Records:

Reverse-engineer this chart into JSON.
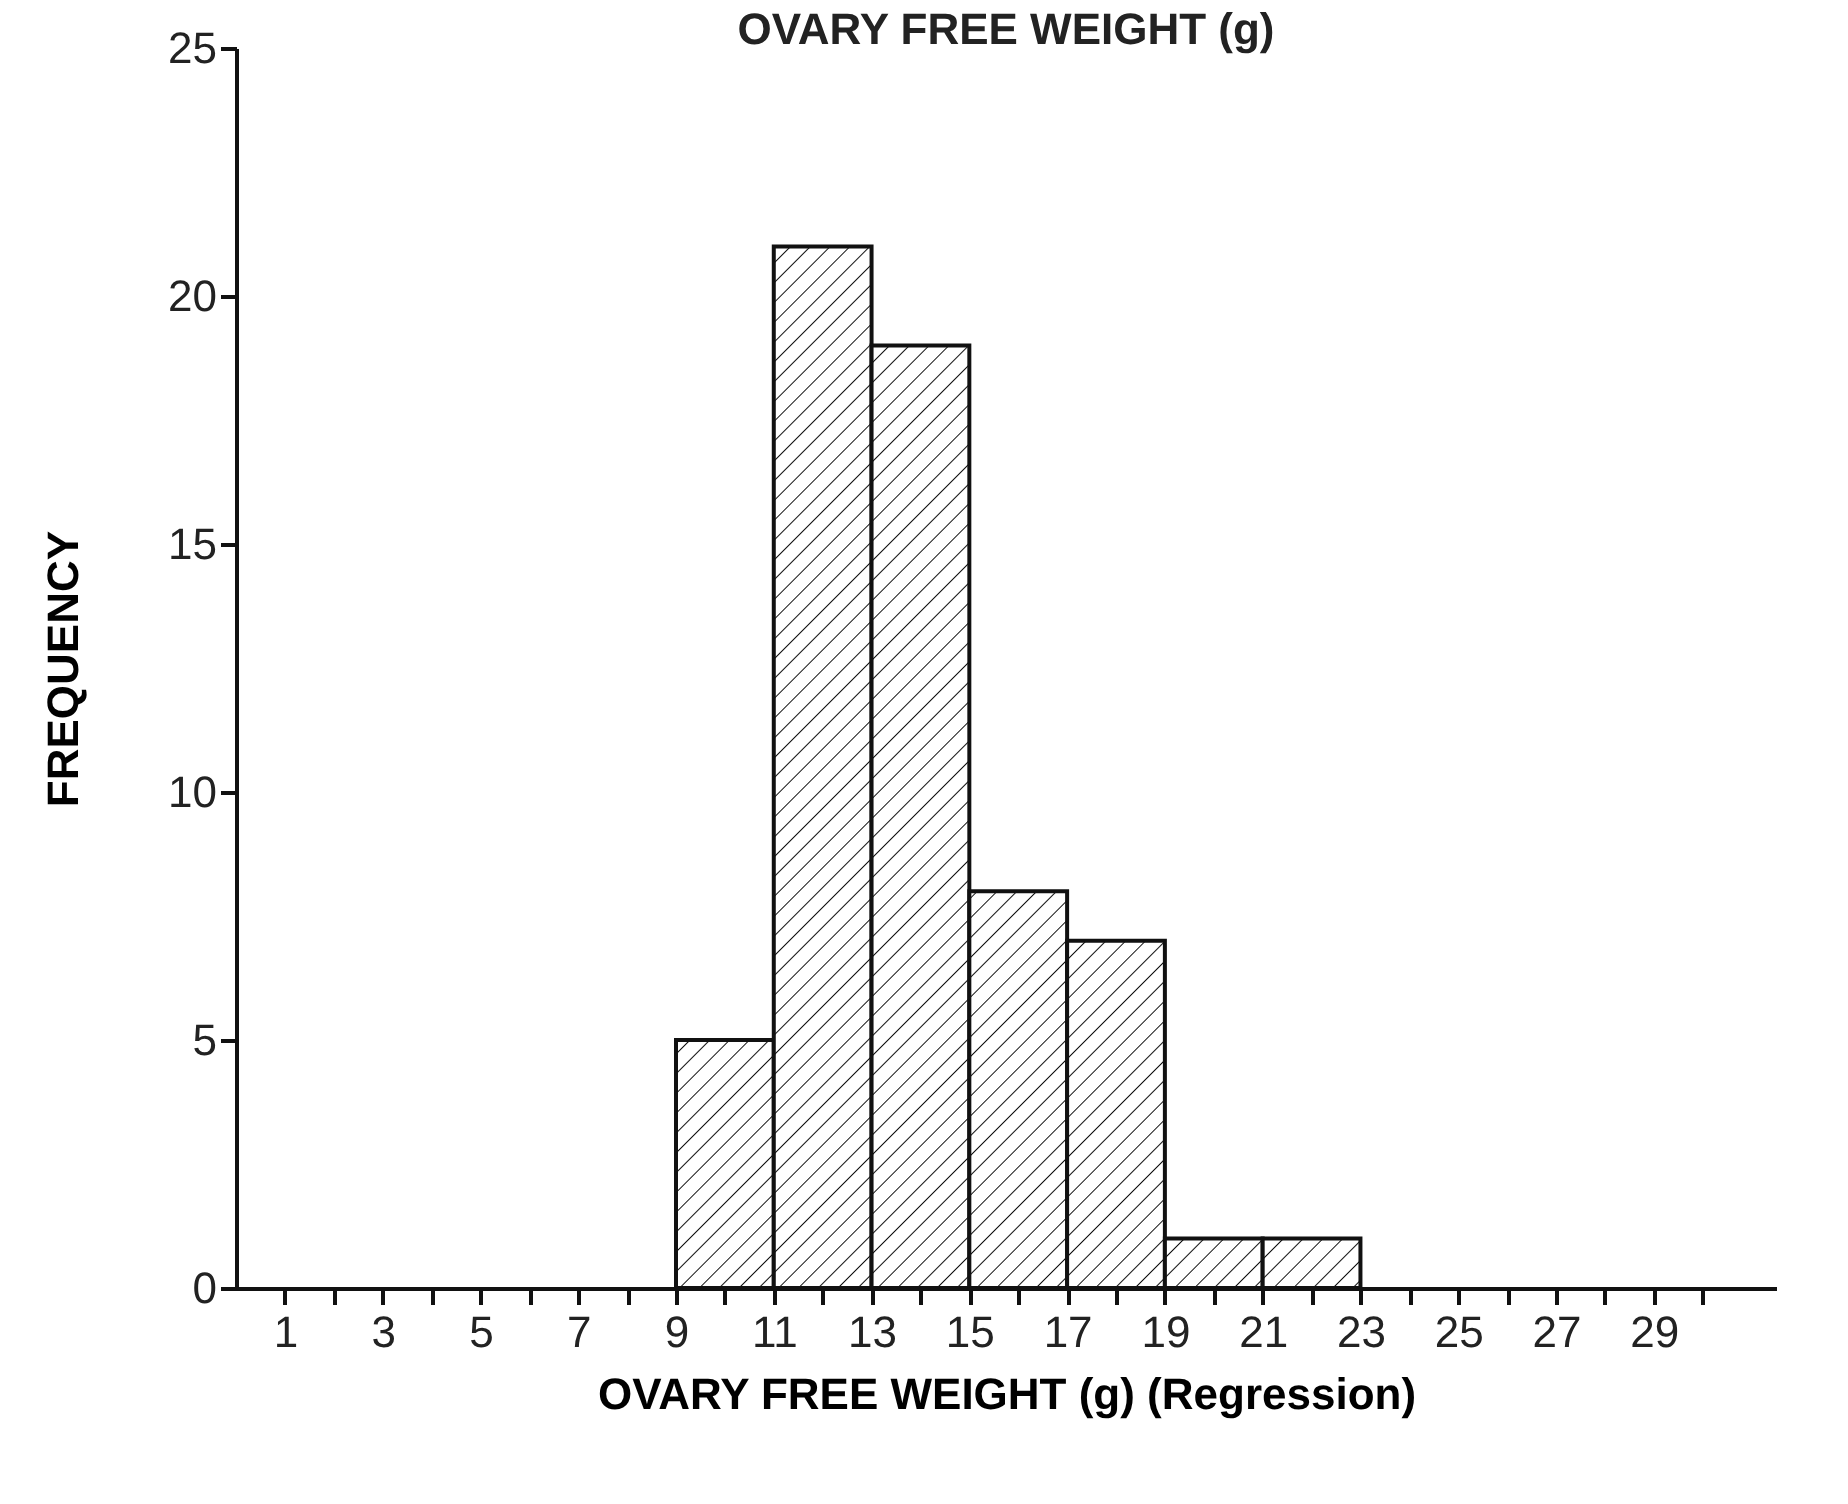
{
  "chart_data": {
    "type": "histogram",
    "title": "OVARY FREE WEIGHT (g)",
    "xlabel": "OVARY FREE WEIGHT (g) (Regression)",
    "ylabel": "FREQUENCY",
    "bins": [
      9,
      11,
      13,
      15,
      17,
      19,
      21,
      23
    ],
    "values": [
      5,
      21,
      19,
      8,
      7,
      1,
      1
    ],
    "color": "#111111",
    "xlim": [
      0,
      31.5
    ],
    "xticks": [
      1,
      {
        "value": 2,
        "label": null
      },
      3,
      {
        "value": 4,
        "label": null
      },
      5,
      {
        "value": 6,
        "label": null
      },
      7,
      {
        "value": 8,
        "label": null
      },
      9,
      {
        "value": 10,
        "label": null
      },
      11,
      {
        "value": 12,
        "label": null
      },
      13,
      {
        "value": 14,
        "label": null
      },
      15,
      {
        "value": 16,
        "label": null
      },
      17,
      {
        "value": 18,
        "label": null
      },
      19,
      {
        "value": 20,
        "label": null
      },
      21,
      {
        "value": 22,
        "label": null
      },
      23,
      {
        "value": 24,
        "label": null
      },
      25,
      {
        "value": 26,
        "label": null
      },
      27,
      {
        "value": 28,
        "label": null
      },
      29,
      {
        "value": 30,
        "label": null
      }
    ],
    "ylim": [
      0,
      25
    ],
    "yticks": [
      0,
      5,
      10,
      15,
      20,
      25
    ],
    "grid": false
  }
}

Exercise goal: Copy every record above exactly as written, but leave out the pictures.

Correct output:
Reverse-engineer this chart into JSON.
{
  "chart_data": {
    "type": "histogram",
    "title": "OVARY FREE WEIGHT (g)",
    "xlabel": "OVARY FREE WEIGHT (g) (Regression)",
    "ylabel": "FREQUENCY",
    "bins": [
      9,
      11,
      13,
      15,
      17,
      19,
      21,
      23
    ],
    "values": [
      5,
      21,
      19,
      8,
      7,
      1,
      1
    ],
    "color": "#111111",
    "xlim": [
      0,
      31.5
    ],
    "xticks": [
      1,
      {
        "value": 2,
        "label": null
      },
      3,
      {
        "value": 4,
        "label": null
      },
      5,
      {
        "value": 6,
        "label": null
      },
      7,
      {
        "value": 8,
        "label": null
      },
      9,
      {
        "value": 10,
        "label": null
      },
      11,
      {
        "value": 12,
        "label": null
      },
      13,
      {
        "value": 14,
        "label": null
      },
      15,
      {
        "value": 16,
        "label": null
      },
      17,
      {
        "value": 18,
        "label": null
      },
      19,
      {
        "value": 20,
        "label": null
      },
      21,
      {
        "value": 22,
        "label": null
      },
      23,
      {
        "value": 24,
        "label": null
      },
      25,
      {
        "value": 26,
        "label": null
      },
      27,
      {
        "value": 28,
        "label": null
      },
      29,
      {
        "value": 30,
        "label": null
      }
    ],
    "ylim": [
      0,
      25
    ],
    "yticks": [
      0,
      5,
      10,
      15,
      20,
      25
    ],
    "grid": false
  }
}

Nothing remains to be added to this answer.